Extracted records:
============

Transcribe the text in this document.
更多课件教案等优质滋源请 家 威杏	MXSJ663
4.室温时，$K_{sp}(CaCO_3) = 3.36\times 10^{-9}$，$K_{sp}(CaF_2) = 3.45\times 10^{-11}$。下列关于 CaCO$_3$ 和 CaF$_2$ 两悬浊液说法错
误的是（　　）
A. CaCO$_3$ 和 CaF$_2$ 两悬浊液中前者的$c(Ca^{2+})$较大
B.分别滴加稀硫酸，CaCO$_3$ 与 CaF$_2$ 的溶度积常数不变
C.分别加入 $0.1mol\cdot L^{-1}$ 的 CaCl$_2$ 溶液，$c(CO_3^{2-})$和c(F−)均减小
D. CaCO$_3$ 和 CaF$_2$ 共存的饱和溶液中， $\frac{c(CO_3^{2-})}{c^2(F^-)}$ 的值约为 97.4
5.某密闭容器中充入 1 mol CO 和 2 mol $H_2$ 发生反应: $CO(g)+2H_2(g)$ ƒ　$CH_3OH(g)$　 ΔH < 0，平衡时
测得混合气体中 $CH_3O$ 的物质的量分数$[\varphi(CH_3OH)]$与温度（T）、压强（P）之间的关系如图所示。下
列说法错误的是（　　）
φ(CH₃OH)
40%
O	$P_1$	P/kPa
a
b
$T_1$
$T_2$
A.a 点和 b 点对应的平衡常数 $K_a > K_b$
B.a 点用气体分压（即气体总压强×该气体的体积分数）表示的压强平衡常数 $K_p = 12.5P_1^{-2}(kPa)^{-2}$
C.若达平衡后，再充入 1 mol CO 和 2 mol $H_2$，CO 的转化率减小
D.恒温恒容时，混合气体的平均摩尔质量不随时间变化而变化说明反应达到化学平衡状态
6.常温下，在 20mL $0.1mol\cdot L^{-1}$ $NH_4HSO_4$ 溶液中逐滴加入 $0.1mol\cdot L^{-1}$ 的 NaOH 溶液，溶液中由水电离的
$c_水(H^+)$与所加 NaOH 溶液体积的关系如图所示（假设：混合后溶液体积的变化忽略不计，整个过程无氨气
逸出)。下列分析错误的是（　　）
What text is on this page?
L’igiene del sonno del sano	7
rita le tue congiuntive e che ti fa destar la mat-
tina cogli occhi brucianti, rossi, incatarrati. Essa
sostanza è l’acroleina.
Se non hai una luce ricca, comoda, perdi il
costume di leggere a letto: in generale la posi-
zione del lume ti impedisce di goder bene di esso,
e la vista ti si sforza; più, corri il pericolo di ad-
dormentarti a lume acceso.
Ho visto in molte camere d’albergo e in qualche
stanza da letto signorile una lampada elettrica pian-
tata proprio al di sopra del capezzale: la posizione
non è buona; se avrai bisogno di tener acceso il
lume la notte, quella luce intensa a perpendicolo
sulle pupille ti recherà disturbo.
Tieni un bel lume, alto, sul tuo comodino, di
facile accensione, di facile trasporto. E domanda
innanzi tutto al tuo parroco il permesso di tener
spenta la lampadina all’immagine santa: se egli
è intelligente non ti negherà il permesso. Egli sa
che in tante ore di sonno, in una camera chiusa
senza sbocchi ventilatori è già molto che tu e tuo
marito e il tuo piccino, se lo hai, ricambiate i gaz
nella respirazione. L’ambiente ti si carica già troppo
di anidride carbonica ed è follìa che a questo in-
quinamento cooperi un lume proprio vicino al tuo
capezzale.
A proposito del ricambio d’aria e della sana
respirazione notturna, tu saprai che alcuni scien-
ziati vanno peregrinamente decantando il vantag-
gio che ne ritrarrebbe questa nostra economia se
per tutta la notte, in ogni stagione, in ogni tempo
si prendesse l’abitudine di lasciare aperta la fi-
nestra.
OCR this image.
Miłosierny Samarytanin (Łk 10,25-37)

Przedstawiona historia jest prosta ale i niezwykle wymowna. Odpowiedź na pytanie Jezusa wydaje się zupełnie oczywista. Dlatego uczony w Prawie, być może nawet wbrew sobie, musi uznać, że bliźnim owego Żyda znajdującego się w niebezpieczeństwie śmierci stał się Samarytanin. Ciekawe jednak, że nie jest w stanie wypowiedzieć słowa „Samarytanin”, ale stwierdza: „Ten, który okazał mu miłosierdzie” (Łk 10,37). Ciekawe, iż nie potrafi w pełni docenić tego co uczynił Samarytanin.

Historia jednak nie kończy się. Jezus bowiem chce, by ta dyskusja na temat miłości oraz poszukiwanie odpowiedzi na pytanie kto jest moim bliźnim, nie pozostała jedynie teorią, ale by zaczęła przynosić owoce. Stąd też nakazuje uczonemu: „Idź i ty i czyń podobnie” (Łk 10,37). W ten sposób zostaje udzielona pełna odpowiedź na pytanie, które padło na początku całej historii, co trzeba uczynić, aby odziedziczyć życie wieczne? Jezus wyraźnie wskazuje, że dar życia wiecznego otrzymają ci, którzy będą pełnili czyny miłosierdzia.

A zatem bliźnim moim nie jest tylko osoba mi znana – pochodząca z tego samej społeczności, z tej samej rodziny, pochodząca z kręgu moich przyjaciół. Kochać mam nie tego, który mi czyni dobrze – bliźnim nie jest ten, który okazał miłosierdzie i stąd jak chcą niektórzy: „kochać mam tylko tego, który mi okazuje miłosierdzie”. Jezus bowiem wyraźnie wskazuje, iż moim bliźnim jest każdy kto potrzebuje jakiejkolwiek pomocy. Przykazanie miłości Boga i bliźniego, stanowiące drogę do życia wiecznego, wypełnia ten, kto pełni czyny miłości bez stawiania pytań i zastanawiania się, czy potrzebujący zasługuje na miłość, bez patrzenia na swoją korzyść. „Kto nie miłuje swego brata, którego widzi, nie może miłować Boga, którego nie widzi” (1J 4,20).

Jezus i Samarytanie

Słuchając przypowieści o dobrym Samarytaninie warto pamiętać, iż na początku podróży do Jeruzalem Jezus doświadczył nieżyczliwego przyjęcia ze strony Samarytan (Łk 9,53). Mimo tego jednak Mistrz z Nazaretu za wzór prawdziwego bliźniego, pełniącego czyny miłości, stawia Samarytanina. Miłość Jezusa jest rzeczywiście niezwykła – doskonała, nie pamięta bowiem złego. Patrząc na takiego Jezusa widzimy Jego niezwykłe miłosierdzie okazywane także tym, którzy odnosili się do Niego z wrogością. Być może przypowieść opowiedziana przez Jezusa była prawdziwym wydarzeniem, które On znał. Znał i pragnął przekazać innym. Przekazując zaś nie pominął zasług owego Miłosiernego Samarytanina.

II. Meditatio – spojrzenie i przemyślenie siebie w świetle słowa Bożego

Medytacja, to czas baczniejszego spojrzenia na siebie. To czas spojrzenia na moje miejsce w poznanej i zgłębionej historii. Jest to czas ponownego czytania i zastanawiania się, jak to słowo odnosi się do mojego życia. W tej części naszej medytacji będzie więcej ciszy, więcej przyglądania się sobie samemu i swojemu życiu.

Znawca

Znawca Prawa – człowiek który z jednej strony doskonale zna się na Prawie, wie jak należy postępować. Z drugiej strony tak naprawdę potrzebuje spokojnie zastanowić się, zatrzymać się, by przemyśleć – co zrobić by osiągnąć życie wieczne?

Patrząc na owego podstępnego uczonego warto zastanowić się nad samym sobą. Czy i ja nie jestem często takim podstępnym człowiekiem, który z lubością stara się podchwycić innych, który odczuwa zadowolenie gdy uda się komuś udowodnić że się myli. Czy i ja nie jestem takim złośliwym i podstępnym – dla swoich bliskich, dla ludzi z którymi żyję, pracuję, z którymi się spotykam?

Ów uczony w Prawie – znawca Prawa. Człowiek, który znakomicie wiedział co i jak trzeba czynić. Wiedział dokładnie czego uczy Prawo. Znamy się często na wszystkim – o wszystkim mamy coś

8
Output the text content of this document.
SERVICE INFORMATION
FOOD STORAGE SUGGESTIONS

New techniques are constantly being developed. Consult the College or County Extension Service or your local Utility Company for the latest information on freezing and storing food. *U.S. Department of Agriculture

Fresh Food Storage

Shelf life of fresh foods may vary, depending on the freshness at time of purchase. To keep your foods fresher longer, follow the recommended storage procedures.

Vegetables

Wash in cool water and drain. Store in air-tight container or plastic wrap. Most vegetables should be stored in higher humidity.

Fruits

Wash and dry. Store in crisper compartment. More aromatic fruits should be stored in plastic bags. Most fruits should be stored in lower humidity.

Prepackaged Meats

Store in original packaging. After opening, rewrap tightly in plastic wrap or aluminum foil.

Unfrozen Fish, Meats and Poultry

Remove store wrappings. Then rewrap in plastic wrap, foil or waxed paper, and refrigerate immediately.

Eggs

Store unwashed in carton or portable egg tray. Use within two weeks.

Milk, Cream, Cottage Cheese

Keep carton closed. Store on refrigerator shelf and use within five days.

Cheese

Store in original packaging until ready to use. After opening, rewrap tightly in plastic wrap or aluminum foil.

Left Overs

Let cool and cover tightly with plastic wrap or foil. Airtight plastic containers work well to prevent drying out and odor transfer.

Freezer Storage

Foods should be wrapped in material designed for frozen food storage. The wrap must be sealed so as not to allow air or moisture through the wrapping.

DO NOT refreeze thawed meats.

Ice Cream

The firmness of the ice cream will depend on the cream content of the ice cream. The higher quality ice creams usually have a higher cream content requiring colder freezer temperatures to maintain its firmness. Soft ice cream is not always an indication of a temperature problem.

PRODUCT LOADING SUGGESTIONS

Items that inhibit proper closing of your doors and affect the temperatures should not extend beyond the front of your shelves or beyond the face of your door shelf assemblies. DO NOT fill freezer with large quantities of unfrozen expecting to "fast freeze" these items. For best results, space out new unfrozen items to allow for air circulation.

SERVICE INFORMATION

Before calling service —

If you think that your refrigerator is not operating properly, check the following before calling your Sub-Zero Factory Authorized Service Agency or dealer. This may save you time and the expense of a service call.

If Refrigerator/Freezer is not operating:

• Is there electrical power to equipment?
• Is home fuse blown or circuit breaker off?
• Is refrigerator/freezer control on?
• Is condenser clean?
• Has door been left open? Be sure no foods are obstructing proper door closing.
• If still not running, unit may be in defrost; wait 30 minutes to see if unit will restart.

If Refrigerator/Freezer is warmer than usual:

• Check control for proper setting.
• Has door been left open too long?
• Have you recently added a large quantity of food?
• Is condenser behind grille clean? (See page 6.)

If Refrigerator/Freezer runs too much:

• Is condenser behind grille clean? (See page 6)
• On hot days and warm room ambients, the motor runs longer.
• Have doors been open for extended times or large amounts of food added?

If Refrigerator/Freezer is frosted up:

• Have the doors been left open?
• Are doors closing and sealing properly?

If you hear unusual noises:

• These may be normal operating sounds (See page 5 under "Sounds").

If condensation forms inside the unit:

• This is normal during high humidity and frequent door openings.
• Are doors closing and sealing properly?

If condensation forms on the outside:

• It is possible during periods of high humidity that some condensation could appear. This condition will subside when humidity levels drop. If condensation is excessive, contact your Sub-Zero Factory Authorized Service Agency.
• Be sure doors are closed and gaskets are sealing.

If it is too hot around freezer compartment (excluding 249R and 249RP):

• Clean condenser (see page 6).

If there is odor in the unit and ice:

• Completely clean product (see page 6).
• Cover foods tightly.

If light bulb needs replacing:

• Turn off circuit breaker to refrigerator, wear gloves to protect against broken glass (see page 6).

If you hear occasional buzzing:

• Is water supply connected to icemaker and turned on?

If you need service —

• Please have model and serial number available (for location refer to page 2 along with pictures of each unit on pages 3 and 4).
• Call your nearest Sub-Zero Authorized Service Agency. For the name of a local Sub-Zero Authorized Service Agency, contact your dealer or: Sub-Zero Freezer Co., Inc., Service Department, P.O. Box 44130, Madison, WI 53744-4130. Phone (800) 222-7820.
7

============

Task details: Locate the word "słowa" in the entries, and copy every line where it is found.

Response to the task:
Przedstawiona historia jest prosta ale i niezwykle wymowna. Odpowiedź na pytanie Jezusa wydaje się zupełnie oczywista. Dlatego uczony w Prawie, być może nawet wbrew sobie, musi uznać, że bliźnim owego Żyda znajdującego się w niebezpieczeństwie śmierci stał się Samarytanin. Ciekawe jednak, że nie jest w stanie wypowiedzieć słowa „Samarytanin”, ale stwierdza: „Ten, który okazał mu miłosierdzie” (Łk 10,37). Ciekawe, iż nie potrafi w pełni docenić tego co uczynił Samarytanin.
II. Meditatio – spojrzenie i przemyślenie siebie w świetle słowa Bożego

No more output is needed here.